"""
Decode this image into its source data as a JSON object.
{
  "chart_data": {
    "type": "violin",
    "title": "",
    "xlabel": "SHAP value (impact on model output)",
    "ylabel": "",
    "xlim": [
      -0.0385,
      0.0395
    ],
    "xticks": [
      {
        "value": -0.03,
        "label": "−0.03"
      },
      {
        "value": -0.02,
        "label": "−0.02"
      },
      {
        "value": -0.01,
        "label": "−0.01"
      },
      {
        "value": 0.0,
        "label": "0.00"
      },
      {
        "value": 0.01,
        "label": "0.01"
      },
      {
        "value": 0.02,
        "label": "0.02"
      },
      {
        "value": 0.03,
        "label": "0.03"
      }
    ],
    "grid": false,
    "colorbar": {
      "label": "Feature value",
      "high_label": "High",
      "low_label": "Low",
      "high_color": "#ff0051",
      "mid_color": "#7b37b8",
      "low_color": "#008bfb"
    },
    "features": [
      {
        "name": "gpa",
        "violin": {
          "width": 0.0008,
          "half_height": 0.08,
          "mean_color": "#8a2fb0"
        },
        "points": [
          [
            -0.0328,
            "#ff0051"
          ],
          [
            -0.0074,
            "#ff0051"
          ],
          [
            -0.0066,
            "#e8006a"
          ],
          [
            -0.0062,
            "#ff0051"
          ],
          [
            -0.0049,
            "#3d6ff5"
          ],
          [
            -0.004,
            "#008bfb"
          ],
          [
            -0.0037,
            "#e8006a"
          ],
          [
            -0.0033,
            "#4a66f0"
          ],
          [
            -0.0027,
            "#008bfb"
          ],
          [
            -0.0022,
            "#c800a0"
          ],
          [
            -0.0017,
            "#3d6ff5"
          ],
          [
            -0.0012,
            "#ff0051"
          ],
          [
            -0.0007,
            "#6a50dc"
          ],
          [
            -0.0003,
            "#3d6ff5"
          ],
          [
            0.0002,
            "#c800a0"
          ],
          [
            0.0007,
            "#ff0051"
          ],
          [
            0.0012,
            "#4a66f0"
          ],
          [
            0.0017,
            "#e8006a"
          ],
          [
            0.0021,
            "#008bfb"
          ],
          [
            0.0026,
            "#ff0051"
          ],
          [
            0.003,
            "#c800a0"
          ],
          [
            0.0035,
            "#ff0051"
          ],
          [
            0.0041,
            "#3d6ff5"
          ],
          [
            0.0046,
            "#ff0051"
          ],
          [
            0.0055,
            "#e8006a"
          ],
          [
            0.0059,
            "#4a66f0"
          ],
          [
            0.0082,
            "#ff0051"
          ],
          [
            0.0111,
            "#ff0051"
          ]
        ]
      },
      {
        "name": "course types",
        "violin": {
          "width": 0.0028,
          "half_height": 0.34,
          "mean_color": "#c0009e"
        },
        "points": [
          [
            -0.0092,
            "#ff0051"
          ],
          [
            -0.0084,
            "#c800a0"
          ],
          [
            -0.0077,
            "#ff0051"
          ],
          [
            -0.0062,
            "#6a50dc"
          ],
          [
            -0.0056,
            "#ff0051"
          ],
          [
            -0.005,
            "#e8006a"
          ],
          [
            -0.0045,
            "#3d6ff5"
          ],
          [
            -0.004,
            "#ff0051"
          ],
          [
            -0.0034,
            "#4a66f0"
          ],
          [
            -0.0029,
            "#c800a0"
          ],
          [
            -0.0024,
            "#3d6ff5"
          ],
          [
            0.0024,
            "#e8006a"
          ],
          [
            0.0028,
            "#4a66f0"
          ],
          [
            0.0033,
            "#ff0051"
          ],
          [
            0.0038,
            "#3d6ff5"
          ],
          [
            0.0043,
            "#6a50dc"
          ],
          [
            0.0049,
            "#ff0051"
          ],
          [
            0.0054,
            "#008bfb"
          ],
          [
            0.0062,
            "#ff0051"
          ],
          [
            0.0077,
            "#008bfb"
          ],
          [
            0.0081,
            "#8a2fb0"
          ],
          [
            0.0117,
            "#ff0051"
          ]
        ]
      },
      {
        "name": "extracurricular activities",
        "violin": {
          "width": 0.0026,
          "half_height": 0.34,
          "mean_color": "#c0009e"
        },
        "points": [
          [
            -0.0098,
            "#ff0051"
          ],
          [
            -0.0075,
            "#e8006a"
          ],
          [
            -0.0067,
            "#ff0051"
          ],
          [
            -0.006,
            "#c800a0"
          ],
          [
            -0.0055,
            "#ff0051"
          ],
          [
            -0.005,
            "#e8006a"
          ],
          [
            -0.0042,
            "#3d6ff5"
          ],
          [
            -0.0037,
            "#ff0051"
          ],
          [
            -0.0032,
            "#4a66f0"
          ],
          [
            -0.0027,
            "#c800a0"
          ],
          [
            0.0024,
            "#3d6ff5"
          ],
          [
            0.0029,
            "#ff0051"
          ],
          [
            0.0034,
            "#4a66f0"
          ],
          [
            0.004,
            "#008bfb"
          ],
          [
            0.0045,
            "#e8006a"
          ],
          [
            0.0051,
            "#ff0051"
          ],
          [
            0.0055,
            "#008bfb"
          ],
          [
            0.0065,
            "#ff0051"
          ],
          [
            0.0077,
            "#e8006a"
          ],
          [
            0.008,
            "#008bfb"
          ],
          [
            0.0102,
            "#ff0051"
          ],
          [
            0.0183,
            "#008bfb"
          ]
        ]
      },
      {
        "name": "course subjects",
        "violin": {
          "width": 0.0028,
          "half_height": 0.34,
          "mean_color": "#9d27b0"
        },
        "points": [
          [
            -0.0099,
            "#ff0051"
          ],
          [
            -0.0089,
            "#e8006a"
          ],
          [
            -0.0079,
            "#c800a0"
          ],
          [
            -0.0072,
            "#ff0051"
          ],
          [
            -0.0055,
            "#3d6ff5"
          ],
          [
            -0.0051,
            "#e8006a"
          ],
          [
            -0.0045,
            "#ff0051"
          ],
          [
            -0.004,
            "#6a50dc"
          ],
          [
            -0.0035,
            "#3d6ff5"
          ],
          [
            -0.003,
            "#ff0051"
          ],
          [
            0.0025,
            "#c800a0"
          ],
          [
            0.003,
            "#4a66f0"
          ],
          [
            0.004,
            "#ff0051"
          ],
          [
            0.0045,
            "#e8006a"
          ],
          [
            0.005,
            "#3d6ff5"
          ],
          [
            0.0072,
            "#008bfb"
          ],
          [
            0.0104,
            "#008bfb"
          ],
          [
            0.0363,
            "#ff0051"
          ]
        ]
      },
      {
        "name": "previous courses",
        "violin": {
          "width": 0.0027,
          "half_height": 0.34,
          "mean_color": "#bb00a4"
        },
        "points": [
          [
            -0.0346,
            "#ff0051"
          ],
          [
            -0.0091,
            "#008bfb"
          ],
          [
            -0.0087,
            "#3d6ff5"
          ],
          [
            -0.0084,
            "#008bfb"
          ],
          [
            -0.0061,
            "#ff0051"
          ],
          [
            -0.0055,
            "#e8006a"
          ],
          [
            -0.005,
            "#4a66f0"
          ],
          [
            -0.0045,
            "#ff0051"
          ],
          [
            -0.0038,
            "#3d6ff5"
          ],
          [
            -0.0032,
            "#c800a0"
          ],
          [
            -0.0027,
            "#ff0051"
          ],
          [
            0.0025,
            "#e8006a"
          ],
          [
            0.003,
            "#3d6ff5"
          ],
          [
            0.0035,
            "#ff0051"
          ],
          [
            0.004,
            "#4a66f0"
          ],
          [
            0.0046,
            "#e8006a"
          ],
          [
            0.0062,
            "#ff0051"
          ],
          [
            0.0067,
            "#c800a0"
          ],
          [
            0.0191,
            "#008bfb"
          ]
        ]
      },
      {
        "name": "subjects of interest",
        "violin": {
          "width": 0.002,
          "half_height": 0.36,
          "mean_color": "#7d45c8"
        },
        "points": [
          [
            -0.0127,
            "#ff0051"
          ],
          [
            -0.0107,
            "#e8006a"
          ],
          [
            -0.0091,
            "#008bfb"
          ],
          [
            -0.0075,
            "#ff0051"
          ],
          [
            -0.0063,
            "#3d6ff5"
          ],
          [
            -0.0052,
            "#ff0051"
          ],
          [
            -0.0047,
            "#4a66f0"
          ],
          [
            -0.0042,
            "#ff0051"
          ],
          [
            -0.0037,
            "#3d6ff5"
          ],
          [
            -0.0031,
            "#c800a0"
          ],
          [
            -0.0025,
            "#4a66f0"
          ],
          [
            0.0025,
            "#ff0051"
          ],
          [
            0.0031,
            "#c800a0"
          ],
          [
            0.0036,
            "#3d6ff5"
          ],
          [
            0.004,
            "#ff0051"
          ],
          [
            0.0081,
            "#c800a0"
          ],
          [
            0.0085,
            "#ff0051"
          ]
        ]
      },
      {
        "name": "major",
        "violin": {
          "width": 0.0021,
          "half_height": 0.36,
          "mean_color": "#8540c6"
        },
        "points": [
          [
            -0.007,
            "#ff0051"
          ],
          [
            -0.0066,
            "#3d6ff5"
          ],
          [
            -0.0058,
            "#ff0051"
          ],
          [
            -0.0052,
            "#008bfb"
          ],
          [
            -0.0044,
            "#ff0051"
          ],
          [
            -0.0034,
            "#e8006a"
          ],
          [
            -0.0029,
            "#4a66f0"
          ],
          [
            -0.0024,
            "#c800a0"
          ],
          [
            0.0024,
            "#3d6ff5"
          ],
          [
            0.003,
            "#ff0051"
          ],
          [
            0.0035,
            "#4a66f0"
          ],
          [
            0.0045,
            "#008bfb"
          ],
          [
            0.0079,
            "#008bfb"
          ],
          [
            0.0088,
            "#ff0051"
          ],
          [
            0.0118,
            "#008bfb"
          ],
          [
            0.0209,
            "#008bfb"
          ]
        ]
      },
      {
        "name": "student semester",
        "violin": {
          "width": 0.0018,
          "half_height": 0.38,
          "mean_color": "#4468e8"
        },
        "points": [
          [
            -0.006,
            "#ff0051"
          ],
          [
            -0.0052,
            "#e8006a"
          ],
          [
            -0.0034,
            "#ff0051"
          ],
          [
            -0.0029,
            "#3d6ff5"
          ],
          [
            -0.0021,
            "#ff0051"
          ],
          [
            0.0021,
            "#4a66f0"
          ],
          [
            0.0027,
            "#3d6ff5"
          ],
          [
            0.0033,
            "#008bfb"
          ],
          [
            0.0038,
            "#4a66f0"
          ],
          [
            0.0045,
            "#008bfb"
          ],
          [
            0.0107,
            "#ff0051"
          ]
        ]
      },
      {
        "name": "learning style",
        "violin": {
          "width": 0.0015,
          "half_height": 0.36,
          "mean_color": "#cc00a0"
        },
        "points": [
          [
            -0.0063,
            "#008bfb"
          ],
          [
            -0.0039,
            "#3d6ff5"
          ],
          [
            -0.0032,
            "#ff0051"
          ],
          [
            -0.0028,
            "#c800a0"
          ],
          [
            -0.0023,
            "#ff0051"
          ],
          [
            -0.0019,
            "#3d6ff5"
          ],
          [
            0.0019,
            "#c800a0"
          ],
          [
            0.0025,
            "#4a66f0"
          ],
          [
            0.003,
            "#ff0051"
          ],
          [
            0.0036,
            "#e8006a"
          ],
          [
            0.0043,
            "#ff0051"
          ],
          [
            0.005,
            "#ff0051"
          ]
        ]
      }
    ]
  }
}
"""
• _Exercise task_: From the data above, copy each line that holds "width".

• _Solved exercise_:
          "width": 0.0008,
          "width": 0.0028,
          "width": 0.0026,
          "width": 0.0028,
          "width": 0.0027,
          "width": 0.002,
          "width": 0.0021,
          "width": 0.0018,
          "width": 0.0015,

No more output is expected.